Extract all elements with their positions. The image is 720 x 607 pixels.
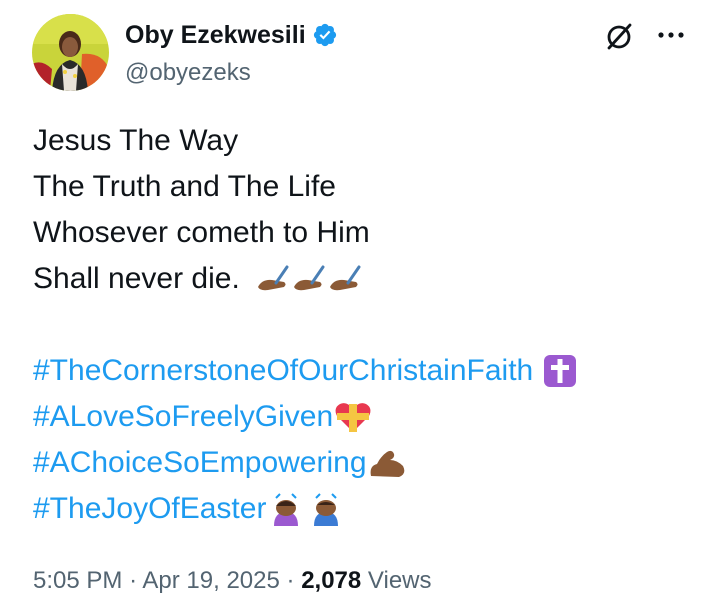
writing-hand-emoji-icon bbox=[254, 263, 290, 295]
tweet: Oby Ezekwesili @obyezeks Jesus The Way T… bbox=[0, 0, 720, 607]
hashtag-link[interactable]: #TheJoyOfEaster bbox=[33, 486, 266, 532]
author-name[interactable]: Oby Ezekwesili bbox=[125, 20, 306, 50]
latin-cross-emoji-icon bbox=[543, 354, 577, 388]
tweet-line: Jesus The Way bbox=[33, 118, 577, 164]
tweet-line-text: Jesus The Way bbox=[33, 124, 239, 157]
flexed-biceps-emoji-icon bbox=[367, 446, 407, 480]
tweet-line-text: Whosever cometh to Him bbox=[33, 216, 370, 249]
avatar[interactable] bbox=[32, 14, 109, 91]
tweet-line-text: The Truth and The Life bbox=[33, 170, 336, 203]
heart-with-ribbon-emoji-icon bbox=[333, 400, 373, 434]
separator: · bbox=[129, 567, 138, 594]
tweet-line: The Truth and The Life bbox=[33, 164, 577, 210]
hashtag-line: #TheJoyOfEaster bbox=[33, 486, 577, 532]
tweet-line-text: Shall never die. bbox=[33, 262, 240, 295]
views-label[interactable]: Views bbox=[368, 567, 432, 594]
verified-badge-icon[interactable] bbox=[312, 22, 338, 48]
tweet-line: Whosever cometh to Him bbox=[33, 210, 577, 256]
views-count[interactable]: 2,078 bbox=[301, 567, 361, 594]
tweet-text: Jesus The Way The Truth and The Life Who… bbox=[33, 118, 577, 532]
hashtag-link[interactable]: #AChoiceSoEmpowering bbox=[33, 440, 367, 486]
hashtag-link[interactable]: #ALoveSoFreelyGiven bbox=[33, 394, 333, 440]
avatar-image bbox=[32, 14, 109, 91]
writing-hand-emoji-icon bbox=[326, 263, 362, 295]
man-bowing-emoji-icon bbox=[306, 492, 346, 526]
more-options-icon[interactable] bbox=[656, 28, 686, 42]
tweet-time[interactable]: 5:05 PM bbox=[33, 567, 122, 594]
grok-icon[interactable] bbox=[603, 20, 635, 52]
hashtag-link[interactable]: #TheCornerstoneOfOurChristainFaith bbox=[33, 348, 533, 394]
separator: · bbox=[286, 567, 295, 594]
writing-hand-emoji-icon bbox=[290, 263, 326, 295]
tweet-date[interactable]: Apr 19, 2025 bbox=[142, 567, 279, 594]
hashtag-line: #TheCornerstoneOfOurChristainFaith bbox=[33, 348, 577, 394]
author-name-row[interactable]: Oby Ezekwesili bbox=[125, 20, 338, 50]
person-bowing-emoji-icon bbox=[266, 492, 306, 526]
tweet-meta: 5:05 PM · Apr 19, 2025 · 2,078 Views bbox=[33, 563, 432, 599]
hashtag-line: #ALoveSoFreelyGiven bbox=[33, 394, 577, 440]
tweet-line: Shall never die. bbox=[33, 256, 577, 302]
hashtag-line: #AChoiceSoEmpowering bbox=[33, 440, 577, 486]
author-handle[interactable]: @obyezeks bbox=[125, 58, 251, 88]
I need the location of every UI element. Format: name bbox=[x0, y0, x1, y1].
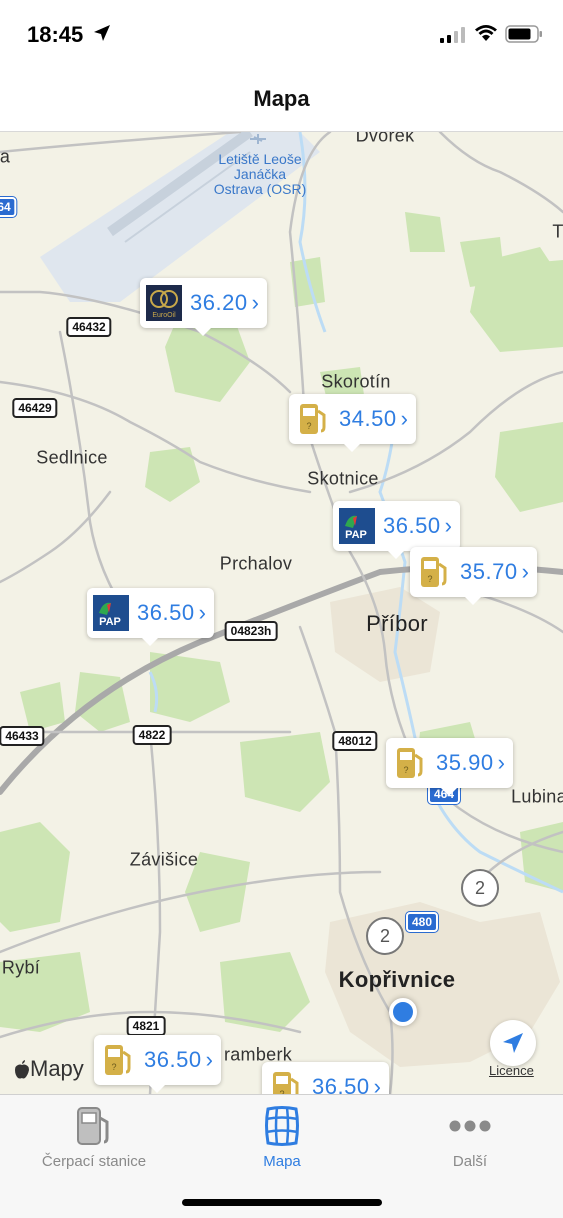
station-marker-pap-oil[interactable]: PAP 36.50 › bbox=[333, 501, 460, 559]
chevron-right-icon: › bbox=[521, 559, 529, 584]
station-price: 36.50 bbox=[383, 513, 441, 538]
pump-icon: ? bbox=[421, 557, 447, 587]
locate-me-button[interactable] bbox=[490, 1020, 536, 1066]
wifi-icon bbox=[475, 25, 497, 41]
station-price: 34.50 bbox=[339, 406, 397, 431]
place-prchalov: Prchalov bbox=[219, 553, 293, 574]
station-marker-pump[interactable]: ? 35.70 › bbox=[410, 547, 537, 605]
road-shield-64: 64 bbox=[0, 197, 17, 217]
road-shield-4821: 4821 bbox=[126, 1016, 166, 1036]
cluster-marker[interactable]: 2 bbox=[461, 869, 499, 907]
airport-label: Letiště Leoše Janáčka Ostrava (OSR) bbox=[213, 151, 307, 197]
fuel-station-icon bbox=[77, 1107, 109, 1145]
svg-text:?: ? bbox=[403, 765, 408, 775]
station-marker-pump[interactable]: ? 36.50 › bbox=[262, 1062, 389, 1094]
apple-logo-icon bbox=[15, 1059, 29, 1078]
battery-icon bbox=[505, 25, 542, 43]
page-title: Mapa bbox=[253, 86, 310, 111]
licence-link[interactable]: Licence bbox=[489, 1063, 534, 1078]
station-price: 35.90 bbox=[436, 750, 494, 775]
tab-label: Mapa bbox=[263, 1153, 301, 1170]
station-marker-eurooil[interactable]: EuroOil 36.20 › bbox=[140, 278, 267, 336]
tab-map[interactable]: Mapa bbox=[188, 1103, 376, 1170]
place-pribor: Příbor bbox=[366, 611, 428, 636]
svg-text:?: ? bbox=[427, 574, 432, 584]
svg-text:?: ? bbox=[111, 1062, 116, 1072]
svg-text:PAP: PAP bbox=[99, 616, 121, 628]
mapy-attribution: Mapy bbox=[14, 1056, 84, 1082]
place-rybi: Rybí bbox=[1, 957, 41, 978]
map-grid-icon bbox=[265, 1106, 299, 1146]
pump-icon: ? bbox=[105, 1045, 131, 1075]
station-marker-pap-oil[interactable]: PAP 36.50 › bbox=[87, 588, 214, 646]
chevron-right-icon: › bbox=[444, 513, 452, 538]
road-shield-46429: 46429 bbox=[12, 398, 58, 418]
station-price: 36.50 bbox=[144, 1047, 202, 1072]
station-price: 36.50 bbox=[312, 1074, 370, 1094]
station-marker-pump[interactable]: ? 34.50 › bbox=[289, 394, 416, 452]
status-time: 18:45 bbox=[27, 22, 84, 47]
pap-oil-logo: PAP bbox=[339, 508, 375, 544]
place-sedlnice: Sedlnice bbox=[36, 447, 108, 468]
place-zavisice: Závišice bbox=[129, 849, 199, 870]
more-dots-icon bbox=[449, 1120, 491, 1132]
airplane-icon bbox=[250, 134, 266, 144]
station-marker-pump[interactable]: ? 36.50 › bbox=[94, 1035, 221, 1093]
home-indicator bbox=[182, 1199, 382, 1206]
road-shield-04823h: 04823h bbox=[224, 621, 278, 641]
navigation-bar: Mapa bbox=[0, 70, 563, 132]
station-price: 36.20 bbox=[190, 290, 248, 315]
place-edge-a: a bbox=[0, 146, 11, 167]
place-lubina: Lubina bbox=[511, 786, 563, 807]
tab-label: Další bbox=[452, 1153, 488, 1170]
road-shield-4822: 4822 bbox=[132, 725, 172, 745]
place-skorotin: Skorotín bbox=[321, 371, 391, 392]
location-arrow-icon bbox=[503, 1033, 523, 1053]
road-shield-46433: 46433 bbox=[0, 726, 45, 746]
chevron-right-icon: › bbox=[205, 1047, 213, 1072]
station-price: 35.70 bbox=[460, 559, 518, 584]
road-shield-480: 480 bbox=[405, 912, 439, 932]
pap-oil-logo: PAP bbox=[93, 595, 129, 631]
pump-icon: ? bbox=[397, 748, 423, 778]
chevron-right-icon: › bbox=[373, 1074, 381, 1094]
map-view[interactable]: Letiště Leoše Janáčka Ostrava (OSR) Dvor… bbox=[0, 132, 563, 1094]
svg-text:EuroOil: EuroOil bbox=[152, 312, 176, 319]
chevron-right-icon: › bbox=[400, 406, 408, 431]
svg-text:?: ? bbox=[306, 421, 311, 431]
road-shield-46432: 46432 bbox=[66, 317, 112, 337]
station-marker-pump[interactable]: ? 35.90 › bbox=[386, 738, 513, 796]
pump-icon: ? bbox=[273, 1072, 299, 1094]
cellular-signal-icon bbox=[440, 27, 465, 43]
location-arrow-icon bbox=[94, 25, 110, 41]
place-koprivnice: Kopřivnice bbox=[338, 967, 456, 992]
station-price: 36.50 bbox=[137, 600, 195, 625]
eurooil-logo: EuroOil bbox=[146, 285, 182, 321]
tab-bar: Čerpací stanice Mapa Další bbox=[0, 1094, 563, 1218]
map-base-layer bbox=[0, 132, 563, 1094]
user-location-dot bbox=[389, 998, 417, 1026]
tab-fuel-stations[interactable]: Čerpací stanice bbox=[0, 1103, 188, 1170]
cluster-marker[interactable]: 2 bbox=[366, 917, 404, 955]
status-bar: 18:45 bbox=[0, 0, 563, 70]
svg-text:PAP: PAP bbox=[345, 529, 367, 541]
tab-more[interactable]: Další bbox=[376, 1103, 563, 1170]
chevron-right-icon: › bbox=[497, 750, 505, 775]
urban-areas bbox=[325, 587, 560, 1067]
place-skotnice: Skotnice bbox=[307, 468, 379, 489]
road-shield-48012: 48012 bbox=[332, 731, 378, 751]
place-edge-t: T bbox=[552, 221, 563, 242]
chevron-right-icon: › bbox=[198, 600, 206, 625]
pump-icon: ? bbox=[300, 404, 326, 434]
chevron-right-icon: › bbox=[251, 290, 259, 315]
tab-label: Čerpací stanice bbox=[41, 1153, 147, 1170]
place-dvorek: Dvorek bbox=[355, 132, 415, 146]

▶ [REQUIREMENTS]: Repeat the lines of the items word for word, from the line with "writing-hand-emoji-icon bbox=[254, 263, 290, 295]" to the line with "tweet-line-text: Whosever cometh", including both of those lines.

▶ [RESULT OF THE EXERCISE]:
writing-hand-emoji-icon bbox=[254, 263, 290, 295]
tweet: Oby Ezekwesili @obyezeks Jesus The Way T… bbox=[0, 0, 720, 607]
hashtag-link[interactable]: #TheJoyOfEaster bbox=[33, 486, 266, 532]
author-name[interactable]: Oby Ezekwesili bbox=[125, 20, 306, 50]
latin-cross-emoji-icon bbox=[543, 354, 577, 388]
tweet-line: Jesus The Way bbox=[33, 118, 577, 164]
tweet-line-text: Jesus The Way bbox=[33, 124, 239, 157]
flexed-biceps-emoji-icon bbox=[367, 446, 407, 480]
tweet-line-text: Whosever cometh to Him bbox=[33, 216, 370, 249]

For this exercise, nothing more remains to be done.